* What to work on: Extract the whole listing as it stands. Do not include the pictures.

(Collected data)
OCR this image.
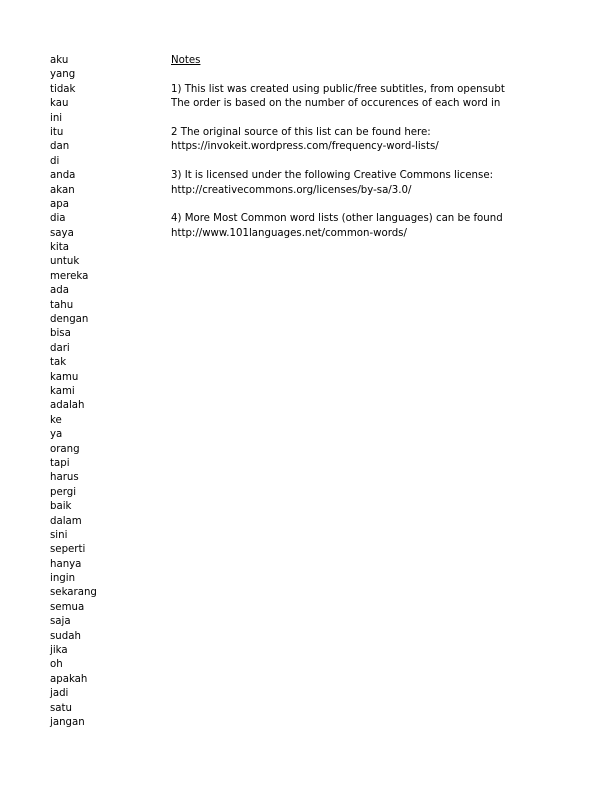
aku
yang
tidak
kau
ini
itu
dan
di
anda
akan
apa
dia
saya
kita
untuk
mereka
ada
tahu
dengan
bisa
dari
tak
kamu
kami
adalah
ke
ya
orang
tapi
harus
pergi
baik
dalam
sini
seperti
hanya
ingin
sekarang
semua
saja
sudah
jika
oh
apakah
jadi
satu
jangan
Notes
1) This list was created using public/free subtitles, from opensubt
The order is based on the number of occurences of each word in
2 The original source of this list can be found here:
https://invokeit.wordpress.com/frequency-word-lists/
3) It is licensed under the following Creative Commons license:
http://creativecommons.org/licenses/by-sa/3.0/
4) More Most Common word lists (other languages) can be found
http://www.101languages.net/common-words/
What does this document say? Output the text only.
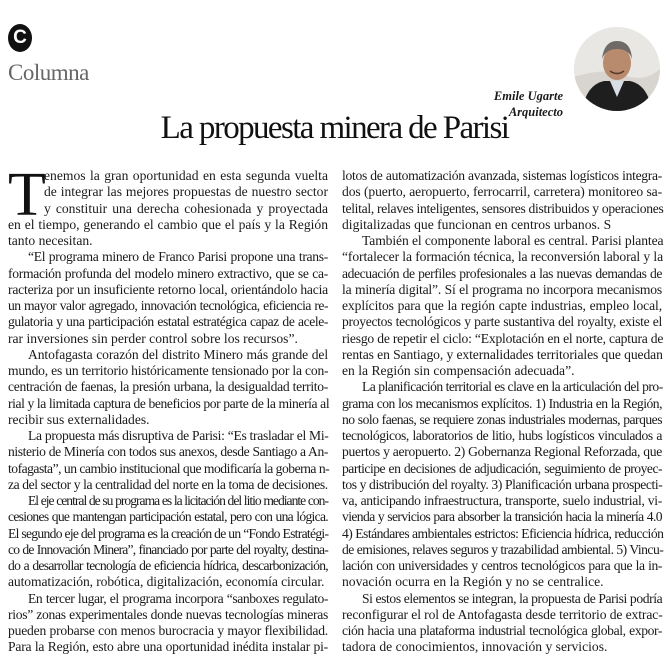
C
Columna
Emile Ugarte
Arquitecto
La propuesta minera de Parisi
T
enemos la gran oportunidad en esta segunda vuelta
de integrar las mejores propuestas de nuestro sector
y constituir una derecha cohesionada y proyectada
en el tiempo, generando el cambio que el país y la Región
tanto necesitan.
“El programa minero de Franco Parisi propone una trans-
formación profunda del modelo minero extractivo, que se ca-
racteriza por un insuficiente retorno local, orientándolo hacia
un mayor valor agregado, innovación tecnológica, eficiencia re-
gulatoria y una participación estatal estratégica capaz de acele-
rar inversiones sin perder control sobre los recursos”.
Antofagasta corazón del distrito Minero más grande del
mundo, es un territorio históricamente tensionado por la con-
centración de faenas, la presión urbana, la desigualdad territo-
rial y la limitada captura de beneficios por parte de la minería al
recibir sus externalidades.
La propuesta más disruptiva de Parisi: “Es trasladar el Mi-
nisterio de Minería con todos sus anexos, desde Santiago a An-
tofagasta”, un cambio institucional que modificaría la goberna n-
za del sector y la centralidad del norte en la toma de decisiones.
El eje central de su programa es la licitación del litio mediante con-
cesiones que mantengan participación estatal, pero con una lógica.
El segundo eje del programa es la creación de un “Fondo Estratégi-
co de Innovación Minera”, financiado por parte del royalty, destina-
do a desarrollar tecnología de eficiencia hídrica, descarbonización,
automatización, robótica, digitalización, economía circular.
En tercer lugar, el programa incorpora “sanboxes regulato-
rios” zonas experimentales donde nuevas tecnologías mineras
pueden probarse con menos burocracia y mayor flexibilidad.
Para la Región, esto abre una oportunidad inédita instalar pi-
lotos de automatización avanzada, sistemas logísticos integra-
dos (puerto, aeropuerto, ferrocarril, carretera) monitoreo sa-
telital, relaves inteligentes, sensores distribuidos y operaciones
digitalizadas que funcionan en centros urbanos. S
También el componente laboral es central. Parisi plantea
“fortalecer la formación técnica, la reconversión laboral y la
adecuación de perfiles profesionales a las nuevas demandas de
la minería digital”. Sí el programa no incorpora mecanismos
explícitos para que la región capte industrias, empleo local,
proyectos tecnológicos y parte sustantiva del royalty, existe el
riesgo de repetir el ciclo: “Explotación en el norte, captura de
rentas en Santiago, y externalidades territoriales que quedan
en la Región sin compensación adecuada”.
La planificación territorial es clave en la articulación del pro-
grama con los mecanismos explícitos. 1) Industria en la Región,
no solo faenas, se requiere zonas industriales modernas, parques
tecnológicos, laboratorios de litio, hubs logísticos vinculados a
puertos y aeropuerto. 2) Gobernanza Regional Reforzada, que
participe en decisiones de adjudicación, seguimiento de proyec-
tos y distribución del royalty. 3) Planificación urbana prospecti-
va, anticipando infraestructura, transporte, suelo industrial, vi-
vienda y servicios para absorber la transición hacia la minería 4.0
4) Estándares ambientales estrictos: Eficiencia hídrica, reducción
de emisiones, relaves seguros y trazabilidad ambiental. 5) Vincu-
lación con universidades y centros tecnológicos para que la in-
novación ocurra en la Región y no se centralice.
Si estos elementos se integran, la propuesta de Parisi podría
reconfigurar el rol de Antofagasta desde territorio de extrac-
ción hacia una plataforma industrial tecnológica global, expor-
tadora de conocimientos, innovación y servicios.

* Answer below:
OCR this image.
aku
yang
tidak
kau
ini
itu
dan
di
anda
akan
apa
dia
saya
kita
untuk
mereka
ada
tahu
dengan
bisa
dari
tak
kamu
kami
adalah
ke
ya
orang
tapi
harus
pergi
baik
dalam
sini
seperti
hanya
ingin
sekarang
semua
saja
sudah
jika
oh
apakah
jadi
satu
jangan
Notes
1) This list was created using public/free subtitles, from opensubt
The order is based on the number of occurences of each word in
2 The original source of this list can be found here:
https://invokeit.wordpress.com/frequency-word-lists/
3) It is licensed under the following Creative Commons license:
http://creativecommons.org/licenses/by-sa/3.0/
4) More Most Common word lists (other languages) can be found
http://www.101languages.net/common-words/
What does this document say? Output the text only.
C
Columna
Emile Ugarte
Arquitecto
La propuesta minera de Parisi
T
enemos la gran oportunidad en esta segunda vuelta
de integrar las mejores propuestas de nuestro sector
y constituir una derecha cohesionada y proyectada
en el tiempo, generando el cambio que el país y la Región
tanto necesitan.
“El programa minero de Franco Parisi propone una trans-
formación profunda del modelo minero extractivo, que se ca-
racteriza por un insuficiente retorno local, orientándolo hacia
un mayor valor agregado, innovación tecnológica, eficiencia re-
gulatoria y una participación estatal estratégica capaz de acele-
rar inversiones sin perder control sobre los recursos”.
Antofagasta corazón del distrito Minero más grande del
mundo, es un territorio históricamente tensionado por la con-
centración de faenas, la presión urbana, la desigualdad territo-
rial y la limitada captura de beneficios por parte de la minería al
recibir sus externalidades.
La propuesta más disruptiva de Parisi: “Es trasladar el Mi-
nisterio de Minería con todos sus anexos, desde Santiago a An-
tofagasta”, un cambio institucional que modificaría la goberna n-
za del sector y la centralidad del norte en la toma de decisiones.
El eje central de su programa es la licitación del litio mediante con-
cesiones que mantengan participación estatal, pero con una lógica.
El segundo eje del programa es la creación de un “Fondo Estratégi-
co de Innovación Minera”, financiado por parte del royalty, destina-
do a desarrollar tecnología de eficiencia hídrica, descarbonización,
automatización, robótica, digitalización, economía circular.
En tercer lugar, el programa incorpora “sanboxes regulato-
rios” zonas experimentales donde nuevas tecnologías mineras
pueden probarse con menos burocracia y mayor flexibilidad.
Para la Región, esto abre una oportunidad inédita instalar pi-
lotos de automatización avanzada, sistemas logísticos integra-
dos (puerto, aeropuerto, ferrocarril, carretera) monitoreo sa-
telital, relaves inteligentes, sensores distribuidos y operaciones
digitalizadas que funcionan en centros urbanos. S
También el componente laboral es central. Parisi plantea
“fortalecer la formación técnica, la reconversión laboral y la
adecuación de perfiles profesionales a las nuevas demandas de
la minería digital”. Sí el programa no incorpora mecanismos
explícitos para que la región capte industrias, empleo local,
proyectos tecnológicos y parte sustantiva del royalty, existe el
riesgo de repetir el ciclo: “Explotación en el norte, captura de
rentas en Santiago, y externalidades territoriales que quedan
en la Región sin compensación adecuada”.
La planificación territorial es clave en la articulación del pro-
grama con los mecanismos explícitos. 1) Industria en la Región,
no solo faenas, se requiere zonas industriales modernas, parques
tecnológicos, laboratorios de litio, hubs logísticos vinculados a
puertos y aeropuerto. 2) Gobernanza Regional Reforzada, que
participe en decisiones de adjudicación, seguimiento de proyec-
tos y distribución del royalty. 3) Planificación urbana prospecti-
va, anticipando infraestructura, transporte, suelo industrial, vi-
vienda y servicios para absorber la transición hacia la minería 4.0
4) Estándares ambientales estrictos: Eficiencia hídrica, reducción
de emisiones, relaves seguros y trazabilidad ambiental. 5) Vincu-
lación con universidades y centros tecnológicos para que la in-
novación ocurra en la Región y no se centralice.
Si estos elementos se integran, la propuesta de Parisi podría
reconfigurar el rol de Antofagasta desde territorio de extrac-
ción hacia una plataforma industrial tecnológica global, expor-
tadora de conocimientos, innovación y servicios.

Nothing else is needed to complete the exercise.